Exercise objective: Report the number of lines containing "nakrętki", with no other words.
━━━ Task inputs ━━━
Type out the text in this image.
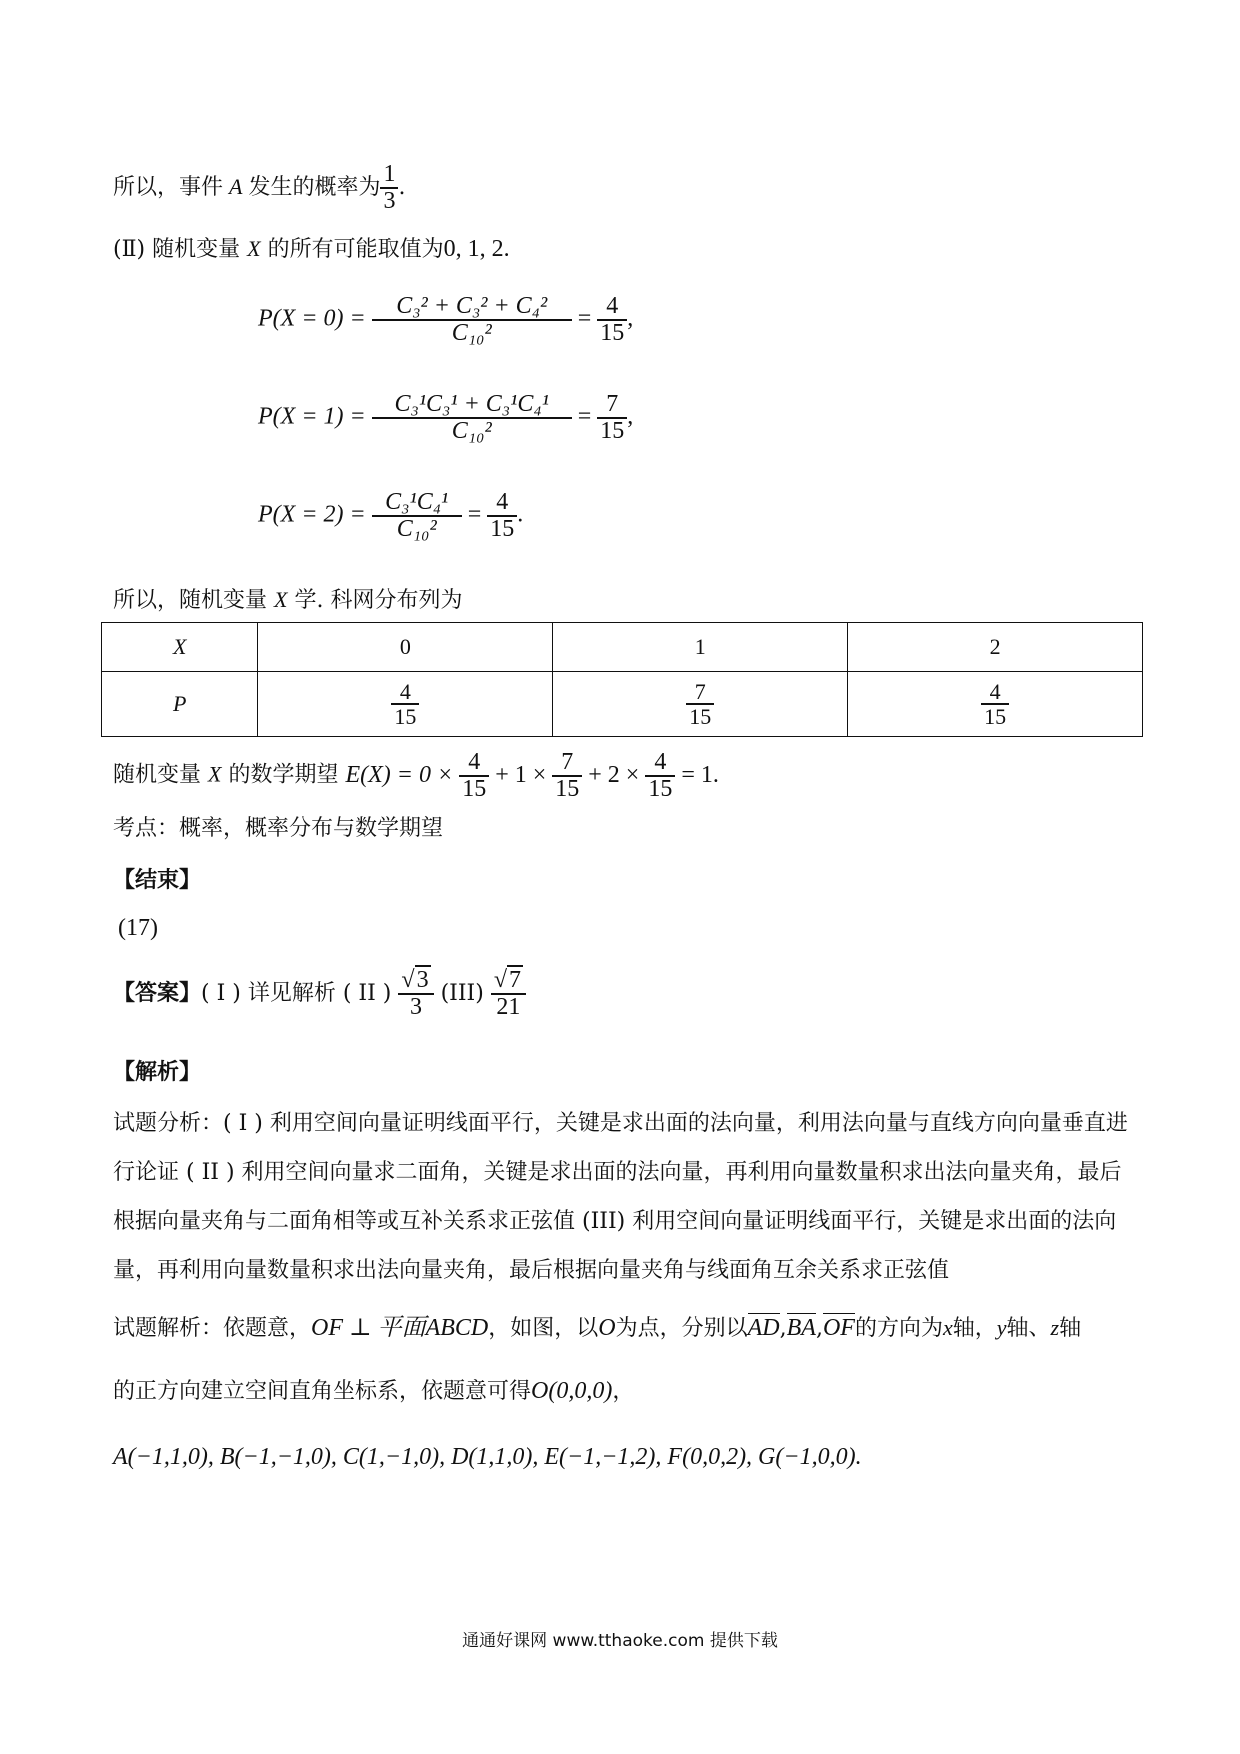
所以，事件 A 发生的概率为 $\frac{1}{3}$ .
(Ⅱ) 随机变量 X 的所有可能取值为0, 1, 2.
$P(X = 0) = \frac{\text{C₃² + C₃² + C₄²}}{\text{C₁₀²}} = \frac{4}{15}$ ,
$P(X = 1) = \frac{\text{C₃¹C₃¹ + C₃¹C₄¹}}{\text{C₁₀²}} = \frac{7}{15}$ ,
$P(X = 2) = \frac{\text{C₃¹C₄¹}}{\text{C₁₀²}} = \frac{4}{15}$ .
所以，随机变量 X 学. 科网分布列为
X	0	1	2
P	$\frac{4}{15}$	$\frac{7}{15}$	$\frac{4}{15}$
随机变量 X 的数学期望 $E(X) = 0 \times \frac{4}{15} + 1 \times \frac{7}{15} + 2 \times \frac{4}{15} = 1$.
考点：概率，概率分布与数学期望
【结束】
(17)
【答案】( I ) 详见解析 ( II ) $\frac{√3}{3} (III) \frac{√7}{21}$
【解析】
试题分析：( I ) 利用空间向量证明线面平行，关键是求出面的法向量，利用法向量与直线方向向量垂直进
行论证 ( II ) 利用空间向量求二面角，关键是求出面的法向量，再利用向量数量积求出法向量夹角，最后
根据向量夹角与二面角相等或互补关系求正弦值 (III) 利用空间向量证明线面平行，关键是求出面的法向
量，再利用向量数量积求出法向量夹角，最后根据向量夹角与线面角互余关系求正弦值
试题解析：依题意，OF ⊥ 平面ABCD，如图，以O为点，分别以AD,BA,OF的方向为x轴，y轴、z轴
的正方向建立空间直角坐标系，依题意可得O(0,0,0)，
A(−1,1,0), B(−1,−1,0), C(1,−1,0), D(1,1,0), E(−1,−1,2), F(0,0,2), G(−1,0,0).
通通好课网 www.tthaoke.com 提供下载
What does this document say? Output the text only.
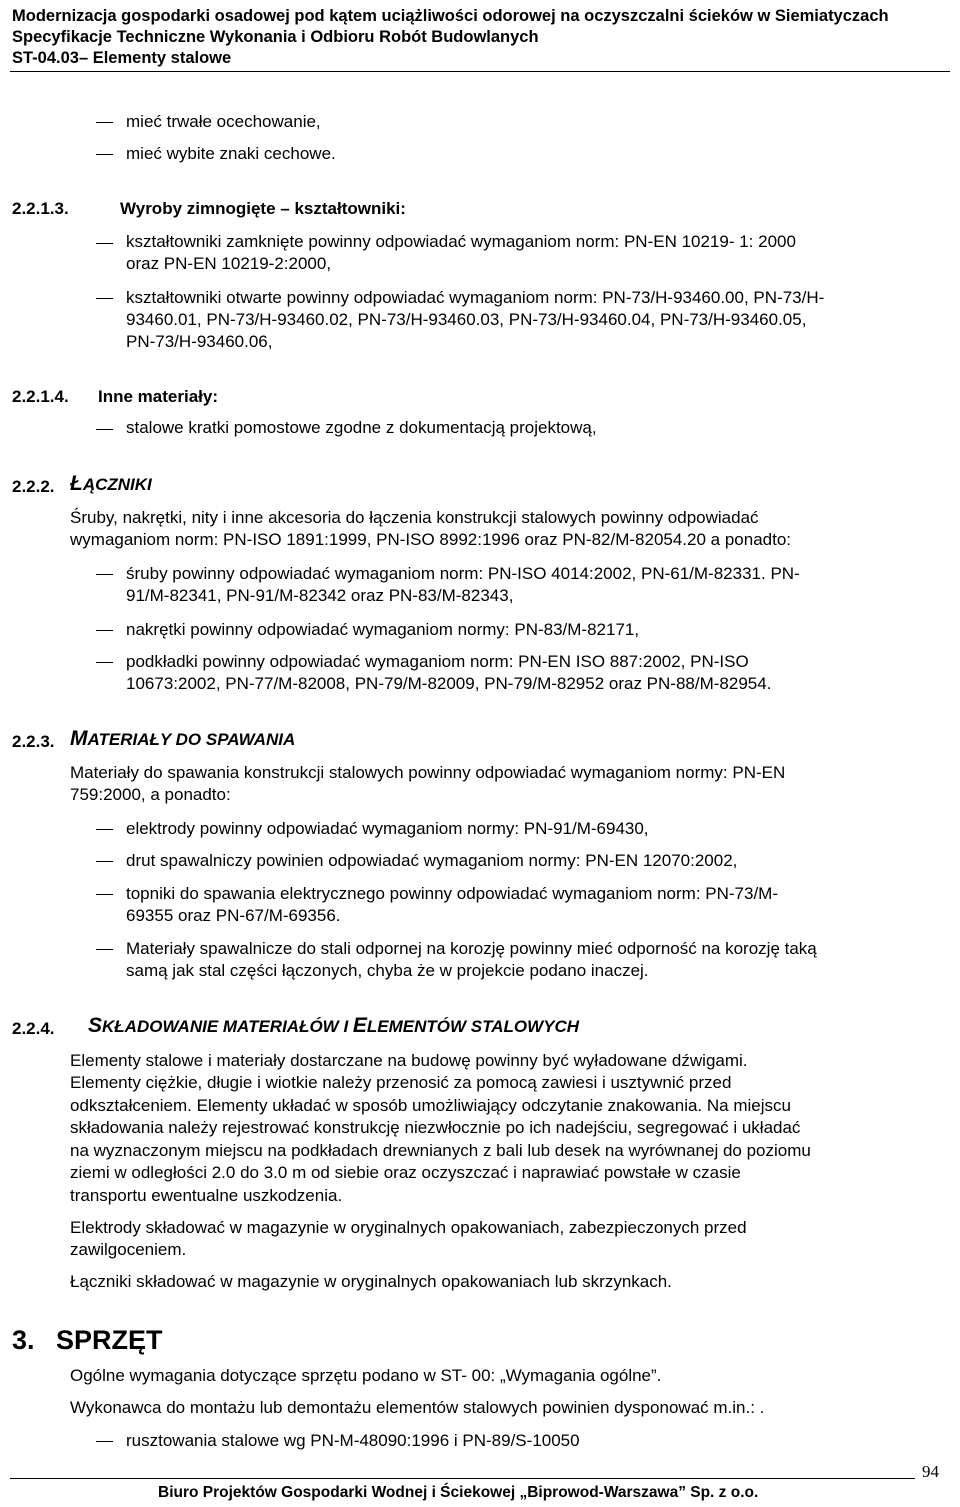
Modernizacja gospodarki osadowej pod kątem uciążliwości odorowej na oczyszczalni ścieków w Siemiatyczach
Specyfikacje Techniczne Wykonania i Odbioru Robót Budowlanych
ST-04.03– Elementy stalowe
mieć trwałe ocechowanie,
mieć wybite znaki cechowe.
2.2.1.3.	Wyroby zimnogięte – kształtowniki:
kształtowniki zamknięte powinny odpowiadać wymaganiom norm: PN-EN 10219- 1: 2000
oraz PN-EN 10219-2:2000,
kształtowniki otwarte powinny odpowiadać wymaganiom norm: PN-73/H-93460.00, PN-73/H-
93460.01, PN-73/H-93460.02, PN-73/H-93460.03, PN-73/H-93460.04, PN-73/H-93460.05,
PN-73/H-93460.06,
2.2.1.4. Inne materiały:
stalowe kratki pomostowe zgodne z dokumentacją projektową,
2.2.2. ŁĄCZNIKI
Śruby, nakrętki, nity i inne akcesoria do łączenia konstrukcji stalowych powinny odpowiadać
wymaganiom norm: PN-ISO 1891:1999, PN-ISO 8992:1996 oraz PN-82/M-82054.20 a ponadto:
śruby powinny odpowiadać wymaganiom norm: PN-ISO 4014:2002, PN-61/M-82331. PN-
91/M-82341, PN-91/M-82342 oraz PN-83/M-82343,
nakrętki powinny odpowiadać wymaganiom normy: PN-83/M-82171,
podkładki powinny odpowiadać wymaganiom norm: PN-EN ISO 887:2002, PN-ISO
10673:2002, PN-77/M-82008, PN-79/M-82009, PN-79/M-82952 oraz PN-88/M-82954.
2.2.3. MATERIAŁY DO SPAWANIA
Materiały do spawania konstrukcji stalowych powinny odpowiadać wymaganiom normy: PN-EN
759:2000, a ponadto:
elektrody powinny odpowiadać wymaganiom normy: PN-91/M-69430,
drut spawalniczy powinien odpowiadać wymaganiom normy: PN-EN 12070:2002,
topniki do spawania elektrycznego powinny odpowiadać wymaganiom norm: PN-73/M-
69355 oraz PN-67/M-69356.
Materiały spawalnicze do stali odpornej na korozję powinny mieć odporność na korozję taką
samą jak stal części łączonych, chyba że w projekcie podano inaczej.
2.2.4. SKŁADOWANIE MATERIAŁÓW I ELEMENTÓW STALOWYCH
Elementy stalowe i materiały dostarczane na budowę powinny być wyładowane dźwigami.
Elementy ciężkie, długie i wiotkie należy przenosić za pomocą zawiesi i usztywnić przed
odkształceniem. Elementy układać w sposób umożliwiający odczytanie znakowania. Na miejscu
składowania należy rejestrować konstrukcję niezwłocznie po ich nadejściu, segregować i układać
na wyznaczonym miejscu na podkładach drewnianych z bali lub desek na wyrównanej do poziomu
ziemi w odległości 2.0 do 3.0 m od siebie oraz oczyszczać i naprawiać powstałe w czasie
transportu ewentualne uszkodzenia.
Elektrody składować w magazynie w oryginalnych opakowaniach, zabezpieczonych przed
zawilgoceniem.
Łączniki składować w magazynie w oryginalnych opakowaniach lub skrzynkach.
3. SPRZĘT
Ogólne wymagania dotyczące sprzętu podano w ST- 00: „Wymagania ogólne”.
Wykonawca do montażu lub demontażu elementów stalowych powinien dysponować m.in.: .
rusztowania stalowe wg PN-M-48090:1996 i PN-89/S-10050
94
Biuro Projektów Gospodarki Wodnej i Ściekowej „Biprowod-Warszawa” Sp. z o.o.
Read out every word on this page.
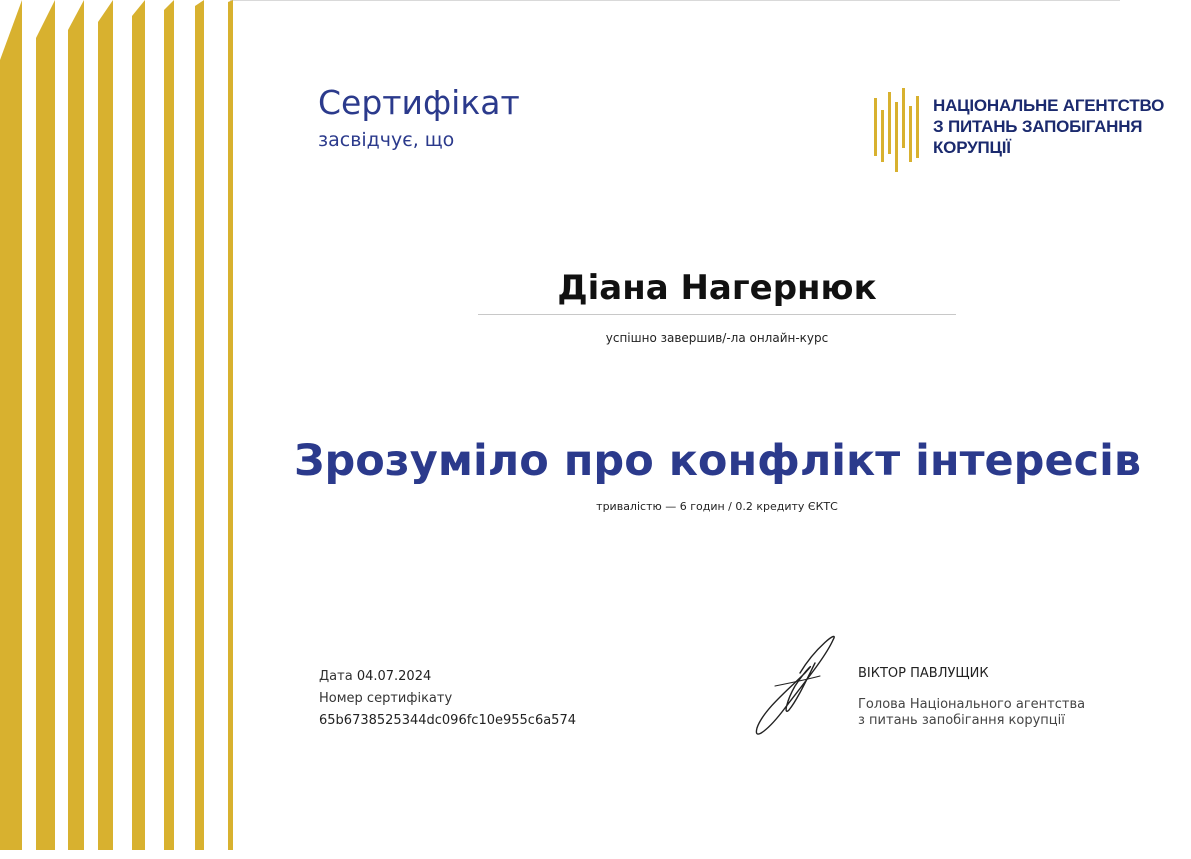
Сертифікат
засвідчує, що
НАЦІОНАЛЬНЕ АГЕНТСТВО
З ПИТАНЬ ЗАПОБІГАННЯ
КОРУПЦІЇ
Діана Нагернюк
успішно завершив/-ла онлайн-курс
Зрозуміло про конфлікт інтересів
тривалістю — 6 годин / 0.2 кредиту ЄКТС
Дата 04.07.2024
Номер сертифікату
65b6738525344dc096fc10e955c6a574
ВІКТОР ПАВЛУЩИК
Голова Національного агентства
з питань запобігання корупції
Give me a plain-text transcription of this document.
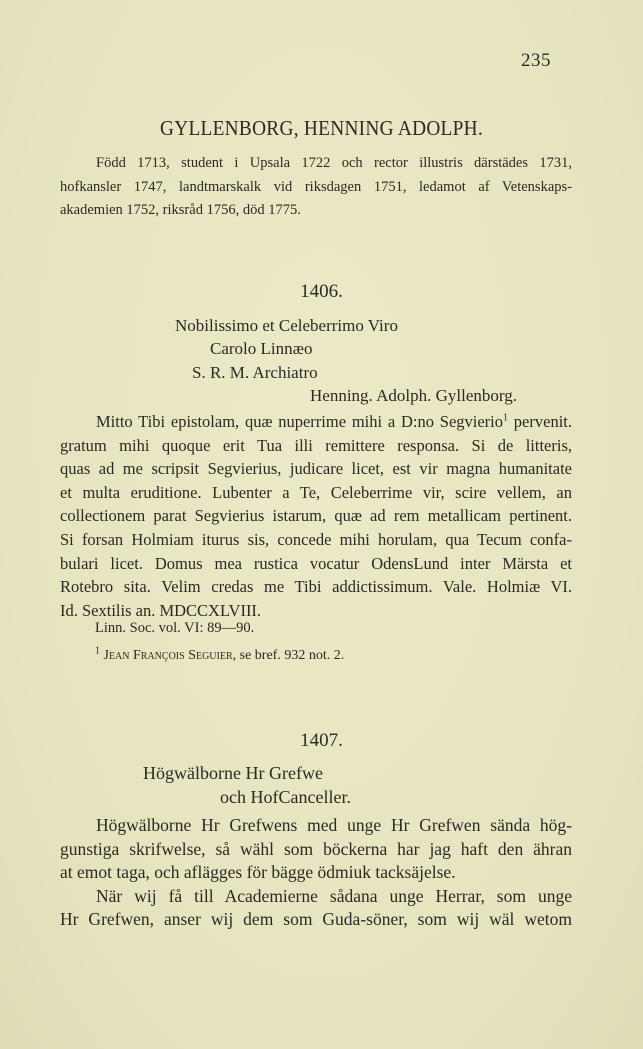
235
GYLLENBORG, HENNING ADOLPH.
Född 1713, student i Upsala 1722 och rector illustris därstädes 1731,
hofkansler 1747, landtmarskalk vid riksdagen 1751, ledamot af Vetenskaps-
akademien 1752, riksråd 1756, död 1775.
1406.
Nobilissimo et Celeberrimo Viro
Carolo Linnæo
S. R. M. Archiatro
Henning. Adolph. Gyllenborg.
Mitto Tibi epistolam, quæ nuperrime mihi a D:no Segvierio$^1$ pervenit.
gratum mihi quoque erit Tua illi remittere responsa. Si de litteris,
quas ad me scripsit Segvierius, judicare licet, est vir magna humanitate
et multa eruditione. Lubenter a Te, Celeberrime vir, scire vellem, an
collectionem parat Segvierius istarum, quæ ad rem metallicam pertinent.
Si forsan Holmiam iturus sis, concede mihi horulam, qua Tecum confa-
bulari licet. Domus mea rustica vocatur OdensLund inter Märsta et
Rotebro sita. Velim credas me Tibi addictissimum. Vale. Holmiæ VI.
Id. Sextilis an. MDCCXLVIII.
Linn. Soc. vol. VI: 89—90.
$^1$ Jean François Seguier, se bref. 932 not. 2.
1407.
Högwälborne Hr Grefwe
och HofCanceller.
Högwälborne Hr Grefwens med unge Hr Grefwen sända hög-
gunstiga skrifwelse, så wähl som böckerna har jag haft den ähran
at emot taga, och aflägges för bägge ödmiuk tacksäjelse.
När wij få till Academierne sådana unge Herrar, som unge
Hr Grefwen, anser wij dem som Guda-söner, som wij wäl wetom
━━━
Solution: 2